> _Your objective_
Render every entry exactly as it appears.

> _Given data_
========================================

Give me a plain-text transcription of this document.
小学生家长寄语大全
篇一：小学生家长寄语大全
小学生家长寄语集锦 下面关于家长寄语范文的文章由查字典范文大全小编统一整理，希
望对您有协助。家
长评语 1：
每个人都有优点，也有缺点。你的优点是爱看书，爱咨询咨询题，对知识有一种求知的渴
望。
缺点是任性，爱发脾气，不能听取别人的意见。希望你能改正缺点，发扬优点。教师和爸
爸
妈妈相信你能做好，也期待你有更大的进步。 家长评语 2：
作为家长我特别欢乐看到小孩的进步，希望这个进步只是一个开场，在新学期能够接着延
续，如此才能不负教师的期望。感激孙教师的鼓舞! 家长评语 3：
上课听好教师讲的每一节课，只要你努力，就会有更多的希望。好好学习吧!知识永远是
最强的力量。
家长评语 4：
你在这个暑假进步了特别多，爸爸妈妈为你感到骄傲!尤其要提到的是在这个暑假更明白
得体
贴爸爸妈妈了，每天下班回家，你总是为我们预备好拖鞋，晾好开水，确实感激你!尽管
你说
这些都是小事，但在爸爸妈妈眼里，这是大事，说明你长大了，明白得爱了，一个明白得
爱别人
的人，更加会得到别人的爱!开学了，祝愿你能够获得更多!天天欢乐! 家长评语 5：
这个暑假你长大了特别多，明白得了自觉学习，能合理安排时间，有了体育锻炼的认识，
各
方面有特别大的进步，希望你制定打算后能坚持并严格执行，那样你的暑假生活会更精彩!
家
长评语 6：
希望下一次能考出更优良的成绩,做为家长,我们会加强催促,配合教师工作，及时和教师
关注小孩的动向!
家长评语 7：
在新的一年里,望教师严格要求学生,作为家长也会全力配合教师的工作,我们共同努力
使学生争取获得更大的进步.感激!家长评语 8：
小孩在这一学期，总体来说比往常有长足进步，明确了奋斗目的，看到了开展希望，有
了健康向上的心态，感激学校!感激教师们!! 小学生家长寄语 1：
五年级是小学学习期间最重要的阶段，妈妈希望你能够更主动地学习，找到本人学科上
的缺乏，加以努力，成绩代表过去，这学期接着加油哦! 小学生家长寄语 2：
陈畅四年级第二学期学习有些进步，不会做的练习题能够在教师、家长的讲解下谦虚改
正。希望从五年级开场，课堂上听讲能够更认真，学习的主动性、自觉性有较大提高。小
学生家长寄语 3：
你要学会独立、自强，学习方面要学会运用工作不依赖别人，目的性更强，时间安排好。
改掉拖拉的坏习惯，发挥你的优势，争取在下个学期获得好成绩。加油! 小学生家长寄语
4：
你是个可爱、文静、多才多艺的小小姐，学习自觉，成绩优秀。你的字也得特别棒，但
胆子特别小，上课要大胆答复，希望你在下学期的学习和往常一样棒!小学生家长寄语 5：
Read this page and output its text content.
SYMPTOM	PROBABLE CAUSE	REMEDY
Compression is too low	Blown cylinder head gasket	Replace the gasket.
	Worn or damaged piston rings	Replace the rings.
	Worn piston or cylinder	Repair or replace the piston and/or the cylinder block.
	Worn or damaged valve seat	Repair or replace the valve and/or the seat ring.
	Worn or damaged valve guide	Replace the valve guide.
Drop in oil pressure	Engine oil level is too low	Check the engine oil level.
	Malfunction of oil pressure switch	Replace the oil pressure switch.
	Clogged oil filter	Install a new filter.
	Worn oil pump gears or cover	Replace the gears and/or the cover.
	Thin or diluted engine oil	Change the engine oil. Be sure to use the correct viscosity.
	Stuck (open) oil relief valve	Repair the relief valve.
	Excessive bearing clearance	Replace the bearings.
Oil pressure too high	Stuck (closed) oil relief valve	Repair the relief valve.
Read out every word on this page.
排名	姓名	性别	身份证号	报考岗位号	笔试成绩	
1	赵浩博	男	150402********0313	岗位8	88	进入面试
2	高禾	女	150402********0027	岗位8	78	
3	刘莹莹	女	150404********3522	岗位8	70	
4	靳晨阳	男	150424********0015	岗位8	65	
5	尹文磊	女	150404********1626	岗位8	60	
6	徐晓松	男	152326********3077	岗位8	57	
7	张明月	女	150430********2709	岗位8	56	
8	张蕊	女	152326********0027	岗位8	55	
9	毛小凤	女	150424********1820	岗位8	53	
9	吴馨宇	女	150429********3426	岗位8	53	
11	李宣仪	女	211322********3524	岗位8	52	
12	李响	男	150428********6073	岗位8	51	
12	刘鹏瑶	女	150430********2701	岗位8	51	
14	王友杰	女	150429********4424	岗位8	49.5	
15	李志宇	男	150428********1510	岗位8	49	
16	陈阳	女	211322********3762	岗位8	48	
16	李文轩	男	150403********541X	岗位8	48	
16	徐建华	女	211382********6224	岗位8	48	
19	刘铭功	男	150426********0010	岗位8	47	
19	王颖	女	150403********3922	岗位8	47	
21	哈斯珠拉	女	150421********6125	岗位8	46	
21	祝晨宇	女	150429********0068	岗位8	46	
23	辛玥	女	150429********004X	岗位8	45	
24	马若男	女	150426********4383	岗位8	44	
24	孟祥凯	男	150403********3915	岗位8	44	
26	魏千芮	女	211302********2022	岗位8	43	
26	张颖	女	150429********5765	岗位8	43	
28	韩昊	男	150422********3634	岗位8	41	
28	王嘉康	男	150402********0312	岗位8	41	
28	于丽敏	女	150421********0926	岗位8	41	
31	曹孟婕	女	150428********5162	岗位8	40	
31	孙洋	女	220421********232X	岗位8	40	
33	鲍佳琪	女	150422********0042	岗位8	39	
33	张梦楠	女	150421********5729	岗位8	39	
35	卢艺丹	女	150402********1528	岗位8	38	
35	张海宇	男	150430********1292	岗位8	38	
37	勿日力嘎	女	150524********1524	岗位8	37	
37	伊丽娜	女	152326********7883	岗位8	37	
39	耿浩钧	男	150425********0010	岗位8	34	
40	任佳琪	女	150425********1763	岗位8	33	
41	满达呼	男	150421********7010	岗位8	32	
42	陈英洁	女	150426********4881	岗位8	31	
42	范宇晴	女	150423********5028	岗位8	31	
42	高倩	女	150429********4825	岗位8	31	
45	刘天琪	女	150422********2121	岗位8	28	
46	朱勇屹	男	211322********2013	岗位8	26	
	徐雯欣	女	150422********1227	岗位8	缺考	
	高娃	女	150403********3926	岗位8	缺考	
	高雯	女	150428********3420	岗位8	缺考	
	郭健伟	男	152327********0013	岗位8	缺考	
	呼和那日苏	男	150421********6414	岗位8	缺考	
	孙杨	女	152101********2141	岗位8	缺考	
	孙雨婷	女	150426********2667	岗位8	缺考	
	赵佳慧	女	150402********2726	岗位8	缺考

========================================

> _Result of the exercise_
Give me a plain-text transcription of this document.
小学生家长寄语大全
篇一：小学生家长寄语大全
小学生家长寄语集锦 下面关于家长寄语范文的文章由查字典范文大全小编统一整理，希
望对您有协助。家
长评语 1：
每个人都有优点，也有缺点。你的优点是爱看书，爱咨询咨询题，对知识有一种求知的渴
望。
缺点是任性，爱发脾气，不能听取别人的意见。希望你能改正缺点，发扬优点。教师和爸
爸
妈妈相信你能做好，也期待你有更大的进步。 家长评语 2：
作为家长我特别欢乐看到小孩的进步，希望这个进步只是一个开场，在新学期能够接着延
续，如此才能不负教师的期望。感激孙教师的鼓舞! 家长评语 3：
上课听好教师讲的每一节课，只要你努力，就会有更多的希望。好好学习吧!知识永远是
最强的力量。
家长评语 4：
你在这个暑假进步了特别多，爸爸妈妈为你感到骄傲!尤其要提到的是在这个暑假更明白
得体
贴爸爸妈妈了，每天下班回家，你总是为我们预备好拖鞋，晾好开水，确实感激你!尽管
你说
这些都是小事，但在爸爸妈妈眼里，这是大事，说明你长大了，明白得爱了，一个明白得
爱别人
的人，更加会得到别人的爱!开学了，祝愿你能够获得更多!天天欢乐! 家长评语 5：
这个暑假你长大了特别多，明白得了自觉学习，能合理安排时间，有了体育锻炼的认识，
各
方面有特别大的进步，希望你制定打算后能坚持并严格执行，那样你的暑假生活会更精彩!
家
长评语 6：
希望下一次能考出更优良的成绩,做为家长,我们会加强催促,配合教师工作，及时和教师
关注小孩的动向!
家长评语 7：
在新的一年里,望教师严格要求学生,作为家长也会全力配合教师的工作,我们共同努力
使学生争取获得更大的进步.感激!家长评语 8：
小孩在这一学期，总体来说比往常有长足进步，明确了奋斗目的，看到了开展希望，有
了健康向上的心态，感激学校!感激教师们!! 小学生家长寄语 1：
五年级是小学学习期间最重要的阶段，妈妈希望你能够更主动地学习，找到本人学科上
的缺乏，加以努力，成绩代表过去，这学期接着加油哦! 小学生家长寄语 2：
陈畅四年级第二学期学习有些进步，不会做的练习题能够在教师、家长的讲解下谦虚改
正。希望从五年级开场，课堂上听讲能够更认真，学习的主动性、自觉性有较大提高。小
学生家长寄语 3：
你要学会独立、自强，学习方面要学会运用工作不依赖别人，目的性更强，时间安排好。
改掉拖拉的坏习惯，发挥你的优势，争取在下个学期获得好成绩。加油! 小学生家长寄语
4：
你是个可爱、文静、多才多艺的小小姐，学习自觉，成绩优秀。你的字也得特别棒，但
胆子特别小，上课要大胆答复，希望你在下学期的学习和往常一样棒!小学生家长寄语 5：
Read this page and output its text content.
SYMPTOM	PROBABLE CAUSE	REMEDY
Compression is too low	Blown cylinder head gasket	Replace the gasket.
	Worn or damaged piston rings	Replace the rings.
	Worn piston or cylinder	Repair or replace the piston and/or the cylinder block.
	Worn or damaged valve seat	Repair or replace the valve and/or the seat ring.
	Worn or damaged valve guide	Replace the valve guide.
Drop in oil pressure	Engine oil level is too low	Check the engine oil level.
	Malfunction of oil pressure switch	Replace the oil pressure switch.
	Clogged oil filter	Install a new filter.
	Worn oil pump gears or cover	Replace the gears and/or the cover.
	Thin or diluted engine oil	Change the engine oil. Be sure to use the correct viscosity.
	Stuck (open) oil relief valve	Repair the relief valve.
	Excessive bearing clearance	Replace the bearings.
Oil pressure too high	Stuck (closed) oil relief valve	Repair the relief valve.
Read out every word on this page.
排名	姓名	性别	身份证号	报考岗位号	笔试成绩	
1	赵浩博	男	150402********0313	岗位8	88	进入面试
2	高禾	女	150402********0027	岗位8	78	
3	刘莹莹	女	150404********3522	岗位8	70	
4	靳晨阳	男	150424********0015	岗位8	65	
5	尹文磊	女	150404********1626	岗位8	60	
6	徐晓松	男	152326********3077	岗位8	57	
7	张明月	女	150430********2709	岗位8	56	
8	张蕊	女	152326********0027	岗位8	55	
9	毛小凤	女	150424********1820	岗位8	53	
9	吴馨宇	女	150429********3426	岗位8	53	
11	李宣仪	女	211322********3524	岗位8	52	
12	李响	男	150428********6073	岗位8	51	
12	刘鹏瑶	女	150430********2701	岗位8	51	
14	王友杰	女	150429********4424	岗位8	49.5	
15	李志宇	男	150428********1510	岗位8	49	
16	陈阳	女	211322********3762	岗位8	48	
16	李文轩	男	150403********541X	岗位8	48	
16	徐建华	女	211382********6224	岗位8	48	
19	刘铭功	男	150426********0010	岗位8	47	
19	王颖	女	150403********3922	岗位8	47	
21	哈斯珠拉	女	150421********6125	岗位8	46	
21	祝晨宇	女	150429********0068	岗位8	46	
23	辛玥	女	150429********004X	岗位8	45	
24	马若男	女	150426********4383	岗位8	44	
24	孟祥凯	男	150403********3915	岗位8	44	
26	魏千芮	女	211302********2022	岗位8	43	
26	张颖	女	150429********5765	岗位8	43	
28	韩昊	男	150422********3634	岗位8	41	
28	王嘉康	男	150402********0312	岗位8	41	
28	于丽敏	女	150421********0926	岗位8	41	
31	曹孟婕	女	150428********5162	岗位8	40	
31	孙洋	女	220421********232X	岗位8	40	
33	鲍佳琪	女	150422********0042	岗位8	39	
33	张梦楠	女	150421********5729	岗位8	39	
35	卢艺丹	女	150402********1528	岗位8	38	
35	张海宇	男	150430********1292	岗位8	38	
37	勿日力嘎	女	150524********1524	岗位8	37	
37	伊丽娜	女	152326********7883	岗位8	37	
39	耿浩钧	男	150425********0010	岗位8	34	
40	任佳琪	女	150425********1763	岗位8	33	
41	满达呼	男	150421********7010	岗位8	32	
42	陈英洁	女	150426********4881	岗位8	31	
42	范宇晴	女	150423********5028	岗位8	31	
42	高倩	女	150429********4825	岗位8	31	
45	刘天琪	女	150422********2121	岗位8	28	
46	朱勇屹	男	211322********2013	岗位8	26	
	徐雯欣	女	150422********1227	岗位8	缺考	
	高娃	女	150403********3926	岗位8	缺考	
	高雯	女	150428********3420	岗位8	缺考	
	郭健伟	男	152327********0013	岗位8	缺考	
	呼和那日苏	男	150421********6414	岗位8	缺考	
	孙杨	女	152101********2141	岗位8	缺考	
	孙雨婷	女	150426********2667	岗位8	缺考	
	赵佳慧	女	150402********2726	岗位8	缺考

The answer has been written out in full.